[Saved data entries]
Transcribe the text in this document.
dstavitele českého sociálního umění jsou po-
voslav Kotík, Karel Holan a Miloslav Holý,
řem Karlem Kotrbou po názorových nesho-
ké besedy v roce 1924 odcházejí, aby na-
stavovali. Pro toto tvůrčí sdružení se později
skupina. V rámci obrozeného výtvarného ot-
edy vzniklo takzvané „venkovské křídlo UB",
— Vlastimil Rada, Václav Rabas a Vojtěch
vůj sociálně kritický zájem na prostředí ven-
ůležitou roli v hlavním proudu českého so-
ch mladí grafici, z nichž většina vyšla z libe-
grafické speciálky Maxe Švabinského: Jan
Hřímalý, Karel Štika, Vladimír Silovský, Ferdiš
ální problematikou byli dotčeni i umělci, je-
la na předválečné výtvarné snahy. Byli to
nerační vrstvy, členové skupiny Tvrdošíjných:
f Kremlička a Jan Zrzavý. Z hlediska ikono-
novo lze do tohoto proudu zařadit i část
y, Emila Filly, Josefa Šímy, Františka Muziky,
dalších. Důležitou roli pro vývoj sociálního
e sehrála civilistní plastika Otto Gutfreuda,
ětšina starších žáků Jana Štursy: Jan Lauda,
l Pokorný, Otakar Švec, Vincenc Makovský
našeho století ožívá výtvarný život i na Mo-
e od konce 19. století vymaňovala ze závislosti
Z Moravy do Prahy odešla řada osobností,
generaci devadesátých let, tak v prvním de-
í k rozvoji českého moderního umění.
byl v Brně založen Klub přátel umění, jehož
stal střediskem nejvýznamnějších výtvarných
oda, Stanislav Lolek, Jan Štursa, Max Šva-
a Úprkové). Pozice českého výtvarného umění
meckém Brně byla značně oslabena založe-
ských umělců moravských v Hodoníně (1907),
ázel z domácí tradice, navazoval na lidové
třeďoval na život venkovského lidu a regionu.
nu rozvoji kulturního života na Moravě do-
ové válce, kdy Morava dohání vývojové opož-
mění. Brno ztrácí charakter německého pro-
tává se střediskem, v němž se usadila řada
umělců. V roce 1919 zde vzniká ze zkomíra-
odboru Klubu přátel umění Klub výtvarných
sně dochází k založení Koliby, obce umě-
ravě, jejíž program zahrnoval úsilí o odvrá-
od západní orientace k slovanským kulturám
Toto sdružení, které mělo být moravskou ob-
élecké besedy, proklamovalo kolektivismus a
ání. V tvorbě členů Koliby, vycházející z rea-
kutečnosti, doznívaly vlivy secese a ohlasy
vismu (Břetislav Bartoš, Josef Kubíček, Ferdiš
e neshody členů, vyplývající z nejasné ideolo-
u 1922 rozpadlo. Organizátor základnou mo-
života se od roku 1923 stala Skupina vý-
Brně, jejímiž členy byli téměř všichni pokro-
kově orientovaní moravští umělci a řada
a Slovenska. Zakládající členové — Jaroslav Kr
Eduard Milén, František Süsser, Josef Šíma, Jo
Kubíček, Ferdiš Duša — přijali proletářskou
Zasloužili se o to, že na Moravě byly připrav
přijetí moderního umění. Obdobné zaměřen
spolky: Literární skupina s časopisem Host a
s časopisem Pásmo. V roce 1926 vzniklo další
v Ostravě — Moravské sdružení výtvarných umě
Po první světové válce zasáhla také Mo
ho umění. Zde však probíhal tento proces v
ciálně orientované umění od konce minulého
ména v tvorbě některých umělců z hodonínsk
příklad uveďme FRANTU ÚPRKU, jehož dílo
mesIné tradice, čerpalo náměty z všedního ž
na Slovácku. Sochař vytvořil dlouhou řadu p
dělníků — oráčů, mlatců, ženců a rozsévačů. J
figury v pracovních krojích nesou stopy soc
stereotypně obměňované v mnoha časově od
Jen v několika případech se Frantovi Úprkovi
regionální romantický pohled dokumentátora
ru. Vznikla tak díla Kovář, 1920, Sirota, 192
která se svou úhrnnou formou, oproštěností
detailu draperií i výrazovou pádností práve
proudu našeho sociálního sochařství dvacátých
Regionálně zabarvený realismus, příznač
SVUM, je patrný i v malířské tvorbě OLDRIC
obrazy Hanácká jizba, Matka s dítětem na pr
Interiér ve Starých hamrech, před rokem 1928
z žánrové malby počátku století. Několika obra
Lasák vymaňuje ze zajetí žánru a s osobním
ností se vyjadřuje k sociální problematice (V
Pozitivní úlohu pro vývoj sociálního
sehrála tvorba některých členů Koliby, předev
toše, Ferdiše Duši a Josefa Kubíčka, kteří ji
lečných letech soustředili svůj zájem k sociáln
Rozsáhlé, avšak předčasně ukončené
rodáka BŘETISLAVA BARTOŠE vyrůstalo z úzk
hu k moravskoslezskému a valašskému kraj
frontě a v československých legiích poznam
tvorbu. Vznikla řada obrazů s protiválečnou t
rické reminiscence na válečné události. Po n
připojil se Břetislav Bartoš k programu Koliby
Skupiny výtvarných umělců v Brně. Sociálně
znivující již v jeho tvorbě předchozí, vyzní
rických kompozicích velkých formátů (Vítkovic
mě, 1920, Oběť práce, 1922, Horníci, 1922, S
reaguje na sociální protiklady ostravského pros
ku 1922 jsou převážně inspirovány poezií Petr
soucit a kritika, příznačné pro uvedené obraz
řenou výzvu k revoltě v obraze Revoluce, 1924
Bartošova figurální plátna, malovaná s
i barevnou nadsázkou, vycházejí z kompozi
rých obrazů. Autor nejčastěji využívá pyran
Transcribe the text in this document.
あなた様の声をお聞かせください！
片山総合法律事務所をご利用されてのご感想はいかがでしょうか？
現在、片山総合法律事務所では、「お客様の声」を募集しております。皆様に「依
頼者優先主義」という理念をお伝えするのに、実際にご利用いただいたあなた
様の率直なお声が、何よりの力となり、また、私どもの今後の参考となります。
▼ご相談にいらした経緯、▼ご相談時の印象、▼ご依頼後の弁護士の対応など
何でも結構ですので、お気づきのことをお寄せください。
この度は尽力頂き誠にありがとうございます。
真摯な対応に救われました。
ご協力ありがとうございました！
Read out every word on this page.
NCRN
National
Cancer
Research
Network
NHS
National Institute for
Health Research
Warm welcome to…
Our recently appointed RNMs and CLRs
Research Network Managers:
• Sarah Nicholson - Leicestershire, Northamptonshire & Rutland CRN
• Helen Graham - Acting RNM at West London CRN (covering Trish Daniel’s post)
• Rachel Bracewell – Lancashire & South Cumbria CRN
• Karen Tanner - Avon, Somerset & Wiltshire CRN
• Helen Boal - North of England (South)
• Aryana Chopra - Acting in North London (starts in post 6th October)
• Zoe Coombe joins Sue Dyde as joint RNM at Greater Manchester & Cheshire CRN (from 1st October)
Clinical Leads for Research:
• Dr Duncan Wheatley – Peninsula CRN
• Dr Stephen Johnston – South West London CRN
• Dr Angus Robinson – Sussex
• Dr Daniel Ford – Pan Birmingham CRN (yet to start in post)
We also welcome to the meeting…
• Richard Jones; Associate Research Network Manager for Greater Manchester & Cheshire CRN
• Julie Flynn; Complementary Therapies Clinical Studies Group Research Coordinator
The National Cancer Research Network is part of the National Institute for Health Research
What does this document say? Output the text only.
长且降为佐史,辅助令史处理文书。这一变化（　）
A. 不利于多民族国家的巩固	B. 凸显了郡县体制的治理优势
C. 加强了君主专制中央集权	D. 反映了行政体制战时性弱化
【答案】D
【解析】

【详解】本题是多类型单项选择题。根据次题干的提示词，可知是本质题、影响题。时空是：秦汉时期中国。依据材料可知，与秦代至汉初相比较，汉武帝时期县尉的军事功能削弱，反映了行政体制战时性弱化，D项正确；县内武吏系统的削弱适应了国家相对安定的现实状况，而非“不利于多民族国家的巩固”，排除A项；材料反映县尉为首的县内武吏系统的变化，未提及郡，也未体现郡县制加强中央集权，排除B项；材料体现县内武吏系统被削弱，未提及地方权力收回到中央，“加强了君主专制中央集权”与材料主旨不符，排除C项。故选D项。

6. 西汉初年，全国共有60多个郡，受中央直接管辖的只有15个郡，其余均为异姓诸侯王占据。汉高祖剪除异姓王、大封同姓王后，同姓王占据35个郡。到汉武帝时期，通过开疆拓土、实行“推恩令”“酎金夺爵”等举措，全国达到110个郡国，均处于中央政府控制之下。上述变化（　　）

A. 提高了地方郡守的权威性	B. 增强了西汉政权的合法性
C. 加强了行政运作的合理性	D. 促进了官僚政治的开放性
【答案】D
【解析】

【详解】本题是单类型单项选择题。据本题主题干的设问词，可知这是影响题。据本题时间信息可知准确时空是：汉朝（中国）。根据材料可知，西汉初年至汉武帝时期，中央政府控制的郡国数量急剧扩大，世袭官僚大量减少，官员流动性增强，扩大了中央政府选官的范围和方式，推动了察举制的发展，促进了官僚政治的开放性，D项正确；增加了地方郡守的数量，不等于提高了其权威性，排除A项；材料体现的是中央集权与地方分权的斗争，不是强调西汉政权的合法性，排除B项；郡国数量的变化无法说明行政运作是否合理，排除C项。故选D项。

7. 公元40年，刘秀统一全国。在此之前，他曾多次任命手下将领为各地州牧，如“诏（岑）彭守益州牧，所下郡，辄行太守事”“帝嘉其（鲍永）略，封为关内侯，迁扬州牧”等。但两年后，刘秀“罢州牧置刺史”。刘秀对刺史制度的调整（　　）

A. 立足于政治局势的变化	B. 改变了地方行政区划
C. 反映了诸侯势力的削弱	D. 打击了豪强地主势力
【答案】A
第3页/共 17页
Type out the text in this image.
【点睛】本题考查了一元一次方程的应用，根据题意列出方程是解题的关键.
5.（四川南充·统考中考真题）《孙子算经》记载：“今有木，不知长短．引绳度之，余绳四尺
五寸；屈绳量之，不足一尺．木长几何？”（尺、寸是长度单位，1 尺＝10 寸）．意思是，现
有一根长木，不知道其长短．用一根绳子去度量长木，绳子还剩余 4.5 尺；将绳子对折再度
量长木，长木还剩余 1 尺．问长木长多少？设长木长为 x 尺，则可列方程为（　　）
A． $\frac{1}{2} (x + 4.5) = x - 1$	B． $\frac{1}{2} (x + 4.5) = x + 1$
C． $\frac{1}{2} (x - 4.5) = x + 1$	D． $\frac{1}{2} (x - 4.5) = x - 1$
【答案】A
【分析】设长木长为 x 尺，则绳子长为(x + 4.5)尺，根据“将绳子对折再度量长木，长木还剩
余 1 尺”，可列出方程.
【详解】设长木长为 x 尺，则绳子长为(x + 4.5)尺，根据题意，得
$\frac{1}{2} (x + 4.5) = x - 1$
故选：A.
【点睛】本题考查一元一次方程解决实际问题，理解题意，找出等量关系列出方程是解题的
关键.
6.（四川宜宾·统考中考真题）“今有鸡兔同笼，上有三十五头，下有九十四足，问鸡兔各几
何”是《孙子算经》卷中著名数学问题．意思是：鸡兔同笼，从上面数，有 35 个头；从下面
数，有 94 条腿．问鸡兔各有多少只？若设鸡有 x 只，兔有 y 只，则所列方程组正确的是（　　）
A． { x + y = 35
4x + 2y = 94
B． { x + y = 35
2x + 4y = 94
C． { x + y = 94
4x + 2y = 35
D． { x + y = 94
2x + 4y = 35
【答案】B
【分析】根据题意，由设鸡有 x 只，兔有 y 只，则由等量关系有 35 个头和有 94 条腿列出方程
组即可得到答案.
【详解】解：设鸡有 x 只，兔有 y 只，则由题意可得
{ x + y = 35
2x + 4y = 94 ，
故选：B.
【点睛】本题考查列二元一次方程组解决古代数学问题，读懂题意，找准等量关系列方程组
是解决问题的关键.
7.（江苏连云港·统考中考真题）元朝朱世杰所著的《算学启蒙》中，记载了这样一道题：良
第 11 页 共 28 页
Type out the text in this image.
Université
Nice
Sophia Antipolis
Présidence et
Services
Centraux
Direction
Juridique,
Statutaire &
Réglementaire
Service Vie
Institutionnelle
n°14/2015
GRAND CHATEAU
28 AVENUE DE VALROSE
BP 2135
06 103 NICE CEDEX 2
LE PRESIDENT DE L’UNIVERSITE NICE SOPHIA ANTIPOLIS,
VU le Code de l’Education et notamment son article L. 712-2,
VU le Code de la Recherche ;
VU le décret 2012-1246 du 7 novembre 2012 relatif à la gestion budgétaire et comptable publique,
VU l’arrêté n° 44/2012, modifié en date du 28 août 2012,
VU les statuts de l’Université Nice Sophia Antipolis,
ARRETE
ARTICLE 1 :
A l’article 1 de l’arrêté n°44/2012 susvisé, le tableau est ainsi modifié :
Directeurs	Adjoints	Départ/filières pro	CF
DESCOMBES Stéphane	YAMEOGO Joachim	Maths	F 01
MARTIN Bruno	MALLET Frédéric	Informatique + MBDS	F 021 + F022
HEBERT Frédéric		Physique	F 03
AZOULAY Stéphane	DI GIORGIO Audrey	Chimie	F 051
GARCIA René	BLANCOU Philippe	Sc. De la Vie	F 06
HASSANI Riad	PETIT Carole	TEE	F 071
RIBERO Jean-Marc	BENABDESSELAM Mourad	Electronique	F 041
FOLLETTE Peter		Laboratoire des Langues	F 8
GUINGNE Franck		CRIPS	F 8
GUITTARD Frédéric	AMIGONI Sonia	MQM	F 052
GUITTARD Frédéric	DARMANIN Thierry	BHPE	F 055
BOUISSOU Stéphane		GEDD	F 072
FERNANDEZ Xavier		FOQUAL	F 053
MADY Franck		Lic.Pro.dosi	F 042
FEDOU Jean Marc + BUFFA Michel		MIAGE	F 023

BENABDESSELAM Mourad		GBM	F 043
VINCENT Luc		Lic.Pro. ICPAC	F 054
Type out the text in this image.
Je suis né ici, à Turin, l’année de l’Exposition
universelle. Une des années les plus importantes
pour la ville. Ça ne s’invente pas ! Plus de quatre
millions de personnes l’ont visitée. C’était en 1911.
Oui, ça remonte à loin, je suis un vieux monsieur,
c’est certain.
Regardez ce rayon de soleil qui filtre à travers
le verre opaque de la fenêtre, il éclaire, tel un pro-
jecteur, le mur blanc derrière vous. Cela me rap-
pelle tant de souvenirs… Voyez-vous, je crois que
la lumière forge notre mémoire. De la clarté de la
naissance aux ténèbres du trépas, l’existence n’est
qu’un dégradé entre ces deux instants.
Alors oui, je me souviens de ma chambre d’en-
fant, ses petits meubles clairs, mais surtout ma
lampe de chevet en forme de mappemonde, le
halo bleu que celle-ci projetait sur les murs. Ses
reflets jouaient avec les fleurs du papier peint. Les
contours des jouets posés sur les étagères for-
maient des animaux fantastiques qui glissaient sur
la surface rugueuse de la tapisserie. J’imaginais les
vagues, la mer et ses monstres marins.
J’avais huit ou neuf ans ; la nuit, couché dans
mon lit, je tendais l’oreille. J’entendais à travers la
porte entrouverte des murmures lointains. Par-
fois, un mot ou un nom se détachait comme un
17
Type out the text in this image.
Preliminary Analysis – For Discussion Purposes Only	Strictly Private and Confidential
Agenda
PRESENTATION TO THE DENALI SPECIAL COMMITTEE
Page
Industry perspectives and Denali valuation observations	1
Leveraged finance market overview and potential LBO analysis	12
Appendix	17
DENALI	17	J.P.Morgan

▸ AIM
Which lines of the data above contain "proudu"? Copy each one.

▸ RESULT FOR THIS EXERCISE
ůležitou roli v hlavním proudu českého so-
novo lze do tohoto proudu zařadit i část
proudu našeho sociálního sochařství dvacátých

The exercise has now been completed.